### RECORD LIST:

--- Begin ---

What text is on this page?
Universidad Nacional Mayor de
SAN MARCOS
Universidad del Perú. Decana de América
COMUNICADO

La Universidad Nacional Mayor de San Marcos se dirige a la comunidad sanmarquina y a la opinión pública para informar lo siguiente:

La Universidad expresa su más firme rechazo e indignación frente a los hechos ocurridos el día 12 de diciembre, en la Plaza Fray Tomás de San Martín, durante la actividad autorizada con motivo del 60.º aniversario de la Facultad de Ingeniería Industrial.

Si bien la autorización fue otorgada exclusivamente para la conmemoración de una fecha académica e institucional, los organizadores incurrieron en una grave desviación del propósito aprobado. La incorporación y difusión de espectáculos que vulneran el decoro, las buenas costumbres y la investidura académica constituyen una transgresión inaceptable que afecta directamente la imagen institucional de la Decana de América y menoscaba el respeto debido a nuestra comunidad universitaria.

--- End ---

### DIRECTIONS FOR THIS TASK:
Copy all of the material word for word.

### ANSWER TO THIS TASK:
What text is on this page?
Universidad Nacional Mayor de
SAN MARCOS
Universidad del Perú. Decana de América
COMUNICADO

La Universidad Nacional Mayor de San Marcos se dirige a la comunidad sanmarquina y a la opinión pública para informar lo siguiente:

La Universidad expresa su más firme rechazo e indignación frente a los hechos ocurridos el día 12 de diciembre, en la Plaza Fray Tomás de San Martín, durante la actividad autorizada con motivo del 60.º aniversario de la Facultad de Ingeniería Industrial.

Si bien la autorización fue otorgada exclusivamente para la conmemoración de una fecha académica e institucional, los organizadores incurrieron en una grave desviación del propósito aprobado. La incorporación y difusión de espectáculos que vulneran el decoro, las buenas costumbres y la investidura académica constituyen una transgresión inaceptable que afecta directamente la imagen institucional de la Decana de América y menoscaba el respeto debido a nuestra comunidad universitaria.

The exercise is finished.